* **EXERCISE DATA**

◇ ◇ ◇ ◇

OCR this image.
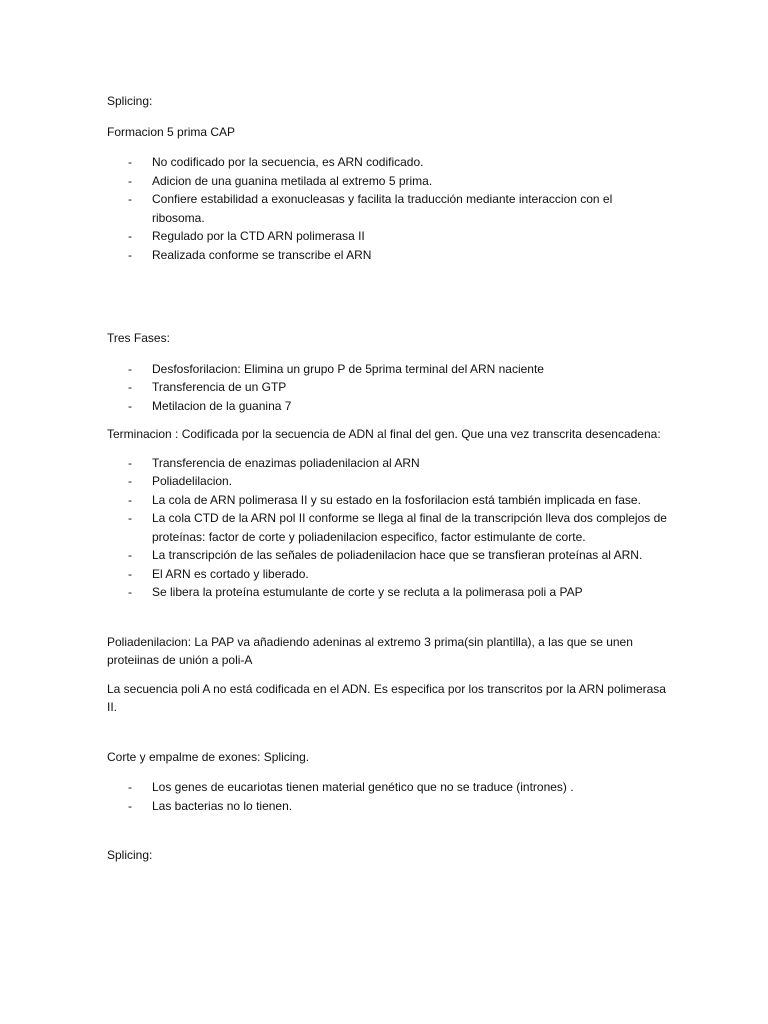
Splicing:

Formacion 5 prima CAP

- No codificado por la secuencia, es ARN codificado.
- Adicion de una guanina metilada al extremo 5 prima.
- Confiere estabilidad a exonucleasas y facilita la traducción mediante interaccion con el ribosoma.
- Regulado por la CTD ARN polimerasa II
- Realizada conforme se transcribe el ARN

Tres Fases:

- Desfosforilacion: Elimina un grupo P de 5prima terminal del ARN naciente
- Transferencia de un GTP
- Metilacion de la guanina 7

Terminacion : Codificada por la secuencia de ADN al final del gen. Que una vez transcrita desencadena:

- Transferencia de enazimas poliadenilacion al ARN
- Poliadelilacion.
- La cola de ARN polimerasa II y su estado en la fosforilacion está también implicada en fase.
- La cola CTD de la ARN pol II conforme se llega al final de la transcripción lleva dos complejos de proteínas: factor de corte y poliadenilacion especifico, factor estimulante de corte.
- La transcripción de las señales de poliadenilacion hace que se transfieran proteínas al ARN.
- El ARN es cortado y liberado.
- Se libera la proteína estumulante de corte y se recluta a la polimerasa poli a PAP

Poliadenilacion: La PAP va añadiendo adeninas al extremo 3 prima(sin plantilla), a las que se unen proteiinas de unión a poli-A

La secuencia poli A no está codificada en el ADN. Es especifica por los transcritos por la ARN polimerasa II.

Corte y empalme de exones: Splicing.

- Los genes de eucariotas tienen material genético que no se traduce (intrones) .
- Las bacterias no lo tienen.

Splicing:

◇ ◇ ◇ ◇

* **EXERCISE BRIEF**
Would you show every line in the data above that contains the string "cola"?

* **RESPONSE**
- La cola de ARN polimerasa II y su estado en la fosforilacion está también implicada en fase.
- La cola CTD de la ARN pol II conforme se llega al final de la transcripción lleva dos complejos de proteínas: factor de corte y poliadenilacion especifico, factor estimulante de corte.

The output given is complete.